***** MATERIAL PROVIDED

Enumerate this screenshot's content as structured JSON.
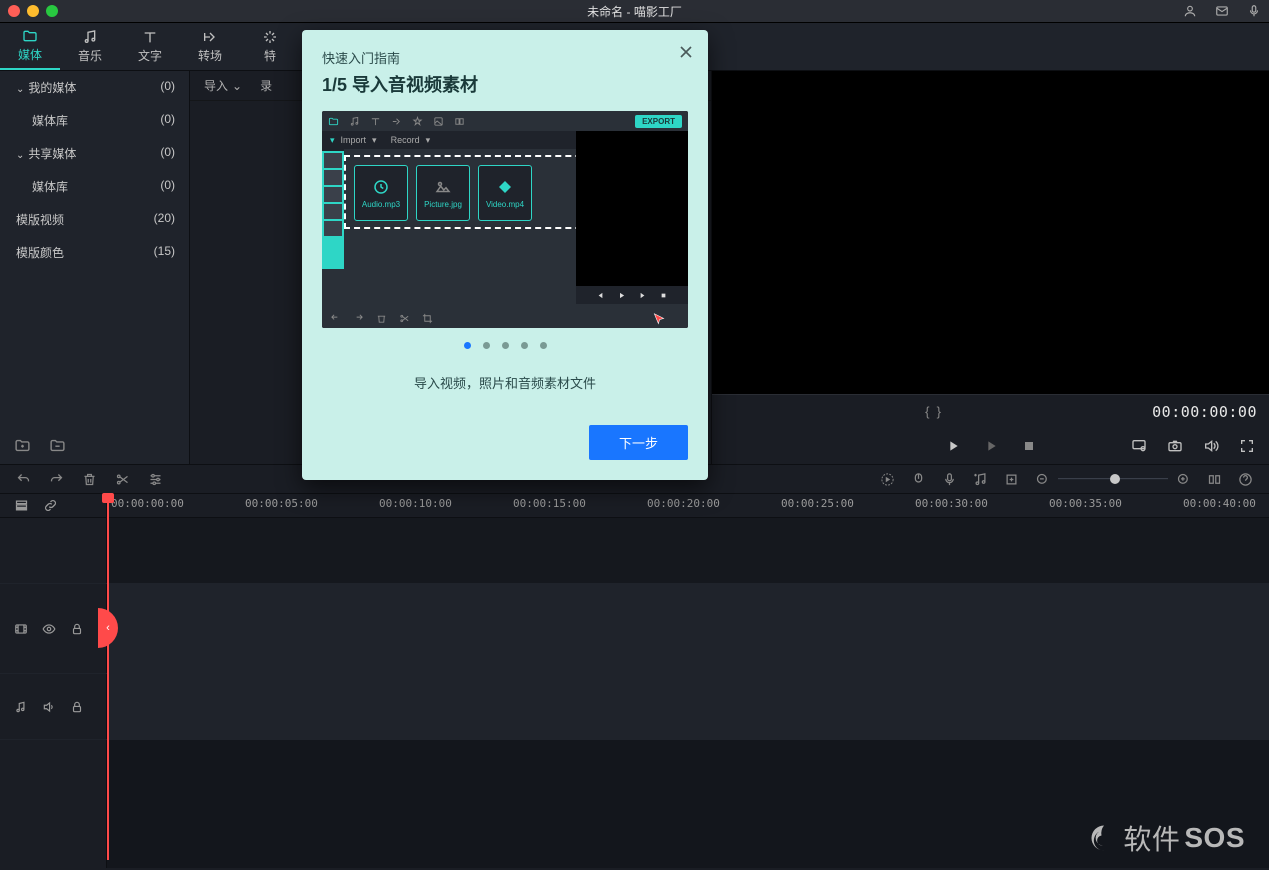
{
  "titlebar": {
    "title": "未命名 - 喵影工厂"
  },
  "tabs": {
    "media": "媒体",
    "music": "音乐",
    "text": "文字",
    "transition": "转场",
    "effect": "特"
  },
  "sidebar": {
    "my_media": "我的媒体",
    "my_media_count": "(0)",
    "library1": "媒体库",
    "library1_count": "(0)",
    "shared": "共享媒体",
    "shared_count": "(0)",
    "library2": "媒体库",
    "library2_count": "(0)",
    "tpl_video": "模版视频",
    "tpl_video_count": "(20)",
    "tpl_color": "模版颜色",
    "tpl_color_count": "(15)"
  },
  "mediapane": {
    "import": "导入",
    "record": "录"
  },
  "preview": {
    "timecode": "00:00:00:00"
  },
  "ruler": {
    "t0": "00:00:00:00",
    "t1": "00:00:05:00",
    "t2": "00:00:10:00",
    "t3": "00:00:15:00",
    "t4": "00:00:20:00",
    "t5": "00:00:25:00",
    "t6": "00:00:30:00",
    "t7": "00:00:35:00",
    "t8": "00:00:40:00"
  },
  "modal": {
    "subtitle": "快速入门指南",
    "title": "1/5 导入音视频素材",
    "desc": "导入视频，照片和音频素材文件",
    "next": "下一步",
    "export": "EXPORT",
    "import_lbl": "Import",
    "record_lbl": "Record",
    "f_audio": "Audio.mp3",
    "f_pic": "Picture.jpg",
    "f_vid": "Video.mp4"
  },
  "watermark": {
    "a": "软件",
    "b": "SOS"
  }
}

**********

_WHAT IS ASKED:_ Exclude the images, then output the data above word for word.

_CORRECT RESULT:_
Enumerate this screenshot's content as structured JSON.
{
  "titlebar": {
    "title": "未命名 - 喵影工厂"
  },
  "tabs": {
    "media": "媒体",
    "music": "音乐",
    "text": "文字",
    "transition": "转场",
    "effect": "特"
  },
  "sidebar": {
    "my_media": "我的媒体",
    "my_media_count": "(0)",
    "library1": "媒体库",
    "library1_count": "(0)",
    "shared": "共享媒体",
    "shared_count": "(0)",
    "library2": "媒体库",
    "library2_count": "(0)",
    "tpl_video": "模版视频",
    "tpl_video_count": "(20)",
    "tpl_color": "模版颜色",
    "tpl_color_count": "(15)"
  },
  "mediapane": {
    "import": "导入",
    "record": "录"
  },
  "preview": {
    "timecode": "00:00:00:00"
  },
  "ruler": {
    "t0": "00:00:00:00",
    "t1": "00:00:05:00",
    "t2": "00:00:10:00",
    "t3": "00:00:15:00",
    "t4": "00:00:20:00",
    "t5": "00:00:25:00",
    "t6": "00:00:30:00",
    "t7": "00:00:35:00",
    "t8": "00:00:40:00"
  },
  "modal": {
    "subtitle": "快速入门指南",
    "title": "1/5 导入音视频素材",
    "desc": "导入视频，照片和音频素材文件",
    "next": "下一步",
    "export": "EXPORT",
    "import_lbl": "Import",
    "record_lbl": "Record",
    "f_audio": "Audio.mp3",
    "f_pic": "Picture.jpg",
    "f_vid": "Video.mp4"
  },
  "watermark": {
    "a": "软件",
    "b": "SOS"
  }
}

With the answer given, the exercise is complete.